Exercise objective
Seek out every line containing the word "JSON", and copy each.

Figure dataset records
----------------------------------------
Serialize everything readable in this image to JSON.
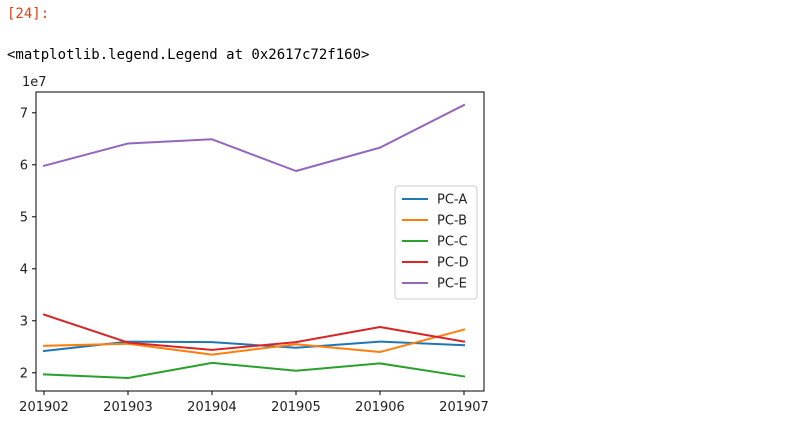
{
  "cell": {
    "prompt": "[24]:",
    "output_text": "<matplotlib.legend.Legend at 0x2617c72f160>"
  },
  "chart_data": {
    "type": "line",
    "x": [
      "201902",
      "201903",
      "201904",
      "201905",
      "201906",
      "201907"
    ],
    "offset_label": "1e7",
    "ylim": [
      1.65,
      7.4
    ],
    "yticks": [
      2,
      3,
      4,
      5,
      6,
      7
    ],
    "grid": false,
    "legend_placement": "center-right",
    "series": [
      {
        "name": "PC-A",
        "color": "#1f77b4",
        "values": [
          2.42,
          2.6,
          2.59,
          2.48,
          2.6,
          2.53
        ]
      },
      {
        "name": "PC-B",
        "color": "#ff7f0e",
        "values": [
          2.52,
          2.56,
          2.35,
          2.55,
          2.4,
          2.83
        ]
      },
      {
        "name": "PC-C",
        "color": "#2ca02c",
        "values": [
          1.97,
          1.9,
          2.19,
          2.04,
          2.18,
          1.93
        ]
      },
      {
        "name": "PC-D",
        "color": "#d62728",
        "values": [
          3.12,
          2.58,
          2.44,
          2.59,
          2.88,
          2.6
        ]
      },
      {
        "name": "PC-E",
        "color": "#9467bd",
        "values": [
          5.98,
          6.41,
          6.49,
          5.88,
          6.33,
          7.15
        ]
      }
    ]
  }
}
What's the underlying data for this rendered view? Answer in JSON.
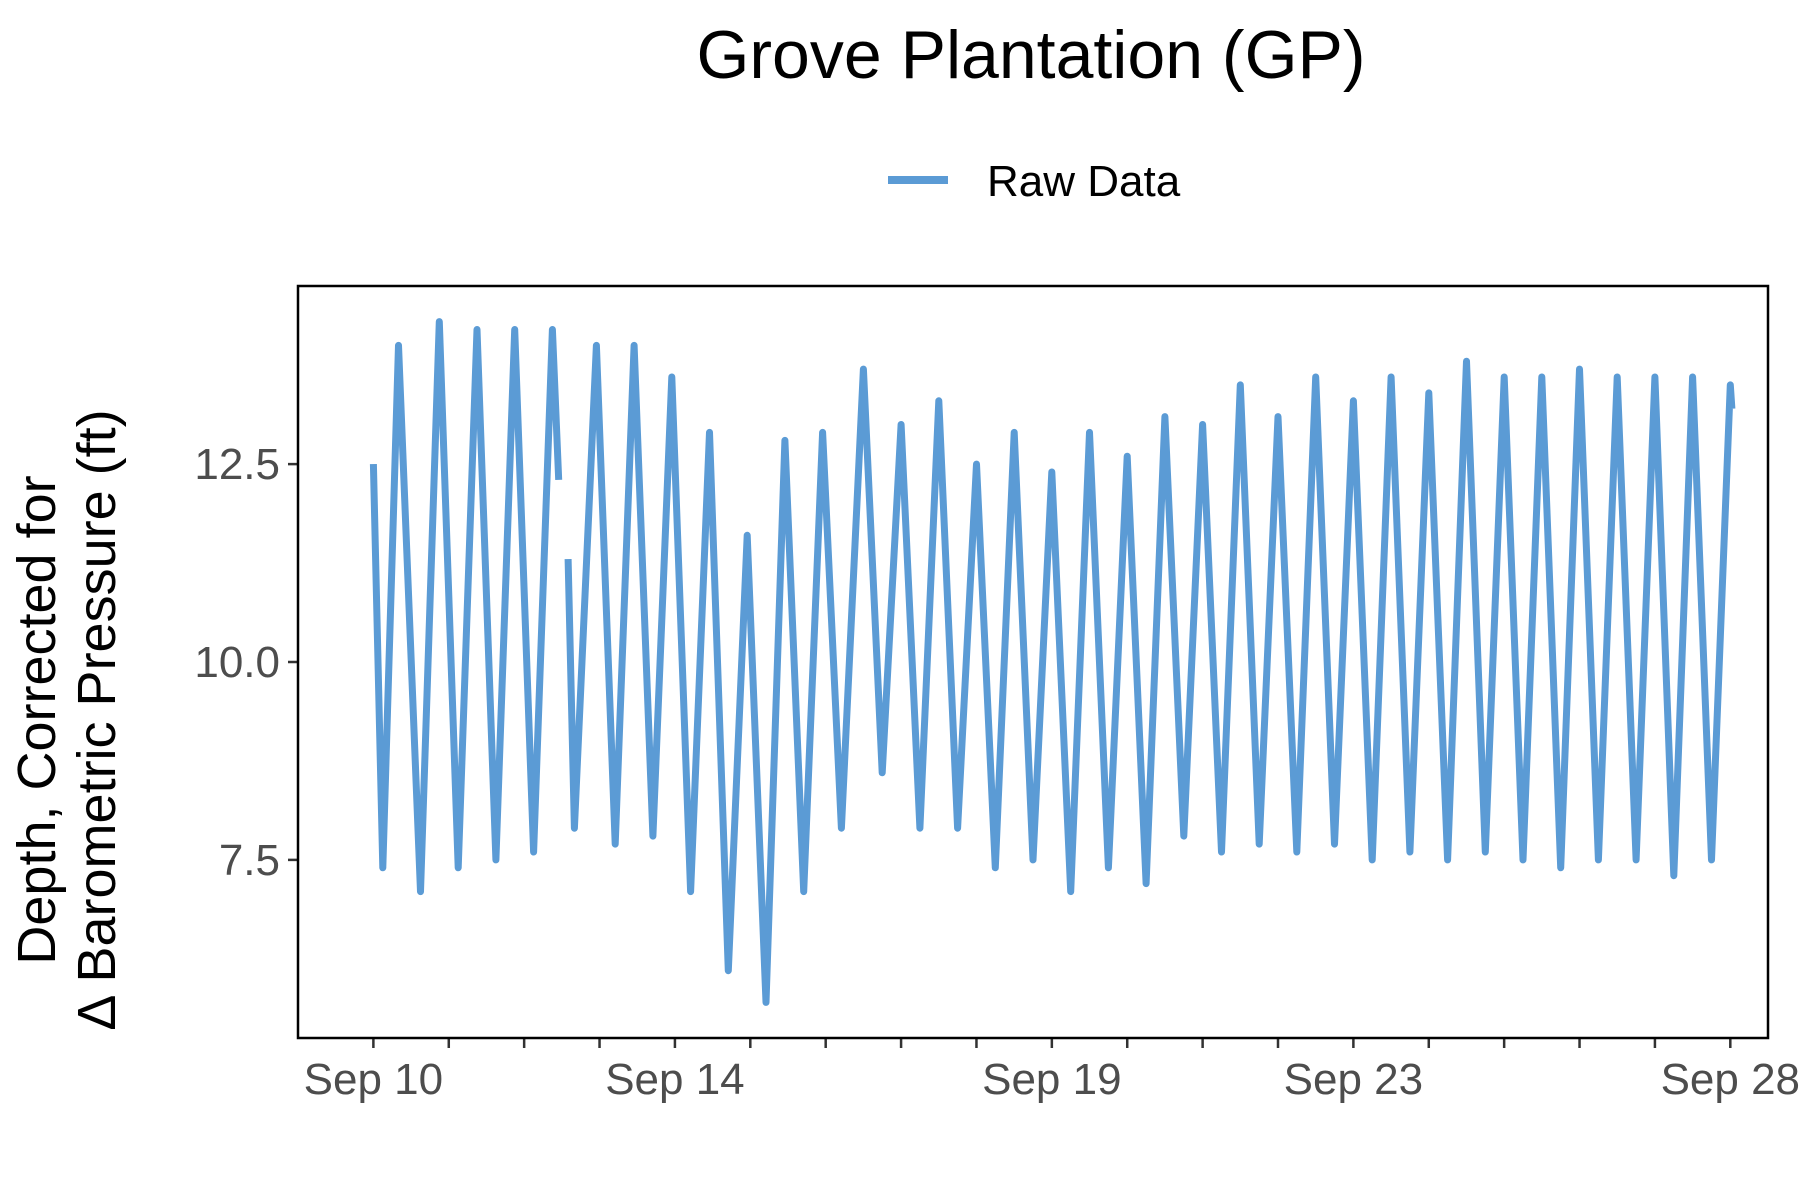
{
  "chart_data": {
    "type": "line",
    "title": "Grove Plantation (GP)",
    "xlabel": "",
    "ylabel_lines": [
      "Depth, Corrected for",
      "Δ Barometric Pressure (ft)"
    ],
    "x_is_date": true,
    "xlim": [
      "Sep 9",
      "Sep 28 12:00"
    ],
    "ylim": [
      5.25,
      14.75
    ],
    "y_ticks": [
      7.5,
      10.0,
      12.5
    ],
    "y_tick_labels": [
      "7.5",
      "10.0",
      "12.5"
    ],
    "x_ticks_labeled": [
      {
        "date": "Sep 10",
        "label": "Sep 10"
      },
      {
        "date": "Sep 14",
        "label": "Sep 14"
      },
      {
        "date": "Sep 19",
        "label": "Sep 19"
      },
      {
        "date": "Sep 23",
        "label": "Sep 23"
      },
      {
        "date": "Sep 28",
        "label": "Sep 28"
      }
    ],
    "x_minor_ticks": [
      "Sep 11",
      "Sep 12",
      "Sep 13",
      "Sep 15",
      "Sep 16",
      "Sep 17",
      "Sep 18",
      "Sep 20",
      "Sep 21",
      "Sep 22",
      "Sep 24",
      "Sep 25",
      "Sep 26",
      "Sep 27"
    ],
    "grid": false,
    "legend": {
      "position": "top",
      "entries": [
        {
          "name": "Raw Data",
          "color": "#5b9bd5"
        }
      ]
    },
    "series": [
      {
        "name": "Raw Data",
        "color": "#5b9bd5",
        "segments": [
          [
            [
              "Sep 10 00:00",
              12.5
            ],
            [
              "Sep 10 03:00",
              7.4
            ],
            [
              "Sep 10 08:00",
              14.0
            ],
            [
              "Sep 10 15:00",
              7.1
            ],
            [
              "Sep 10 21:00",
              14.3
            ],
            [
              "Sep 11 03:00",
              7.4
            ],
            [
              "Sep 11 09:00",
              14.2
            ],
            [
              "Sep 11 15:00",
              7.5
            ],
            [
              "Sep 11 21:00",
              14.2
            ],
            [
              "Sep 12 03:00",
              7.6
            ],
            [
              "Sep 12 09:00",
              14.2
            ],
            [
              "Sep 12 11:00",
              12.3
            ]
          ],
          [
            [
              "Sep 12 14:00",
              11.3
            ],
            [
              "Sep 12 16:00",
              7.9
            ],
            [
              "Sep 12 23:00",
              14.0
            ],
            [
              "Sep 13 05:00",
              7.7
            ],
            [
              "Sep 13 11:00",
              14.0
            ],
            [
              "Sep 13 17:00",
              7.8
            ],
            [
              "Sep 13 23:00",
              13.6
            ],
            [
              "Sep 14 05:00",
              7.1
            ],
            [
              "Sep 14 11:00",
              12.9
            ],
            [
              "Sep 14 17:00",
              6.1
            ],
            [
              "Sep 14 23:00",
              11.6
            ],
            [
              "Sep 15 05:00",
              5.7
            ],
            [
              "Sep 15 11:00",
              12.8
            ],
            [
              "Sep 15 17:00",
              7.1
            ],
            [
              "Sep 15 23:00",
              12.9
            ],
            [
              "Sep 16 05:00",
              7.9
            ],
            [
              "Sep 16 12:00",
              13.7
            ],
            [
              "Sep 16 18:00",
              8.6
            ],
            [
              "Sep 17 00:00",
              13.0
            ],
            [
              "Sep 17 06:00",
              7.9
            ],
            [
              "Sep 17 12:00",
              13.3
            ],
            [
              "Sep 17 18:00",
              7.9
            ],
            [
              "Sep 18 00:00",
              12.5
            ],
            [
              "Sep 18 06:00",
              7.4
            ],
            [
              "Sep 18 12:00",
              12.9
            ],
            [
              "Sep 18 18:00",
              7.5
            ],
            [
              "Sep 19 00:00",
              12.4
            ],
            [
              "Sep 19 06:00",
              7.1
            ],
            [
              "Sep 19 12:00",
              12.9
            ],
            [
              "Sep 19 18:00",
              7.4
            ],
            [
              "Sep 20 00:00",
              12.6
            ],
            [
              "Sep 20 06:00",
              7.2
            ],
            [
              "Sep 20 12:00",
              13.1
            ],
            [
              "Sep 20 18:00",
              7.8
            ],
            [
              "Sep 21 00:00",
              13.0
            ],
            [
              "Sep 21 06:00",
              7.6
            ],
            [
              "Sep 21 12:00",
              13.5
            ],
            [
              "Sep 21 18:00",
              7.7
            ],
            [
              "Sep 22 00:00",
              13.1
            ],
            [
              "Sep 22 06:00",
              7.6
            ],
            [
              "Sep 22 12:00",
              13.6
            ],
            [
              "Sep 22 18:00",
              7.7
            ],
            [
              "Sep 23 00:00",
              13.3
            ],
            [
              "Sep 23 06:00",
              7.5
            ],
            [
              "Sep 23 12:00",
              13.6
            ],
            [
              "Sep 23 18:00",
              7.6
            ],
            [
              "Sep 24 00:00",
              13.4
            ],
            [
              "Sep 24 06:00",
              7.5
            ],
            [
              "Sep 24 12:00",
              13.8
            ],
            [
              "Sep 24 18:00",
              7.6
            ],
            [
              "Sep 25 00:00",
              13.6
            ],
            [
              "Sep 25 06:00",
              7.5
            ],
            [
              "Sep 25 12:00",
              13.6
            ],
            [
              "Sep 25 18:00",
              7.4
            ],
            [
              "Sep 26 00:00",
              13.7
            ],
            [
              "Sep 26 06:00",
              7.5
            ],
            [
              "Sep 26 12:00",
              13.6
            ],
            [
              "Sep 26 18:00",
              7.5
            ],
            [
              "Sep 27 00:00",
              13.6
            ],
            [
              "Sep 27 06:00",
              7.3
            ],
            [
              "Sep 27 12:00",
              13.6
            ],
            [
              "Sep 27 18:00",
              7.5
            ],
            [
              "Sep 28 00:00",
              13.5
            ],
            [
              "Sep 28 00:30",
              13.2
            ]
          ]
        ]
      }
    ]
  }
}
----------------------------------------
Task answer
Serialize everything readable in this image to JSON.
What's the underlying data for this rendered view? Answer in JSON.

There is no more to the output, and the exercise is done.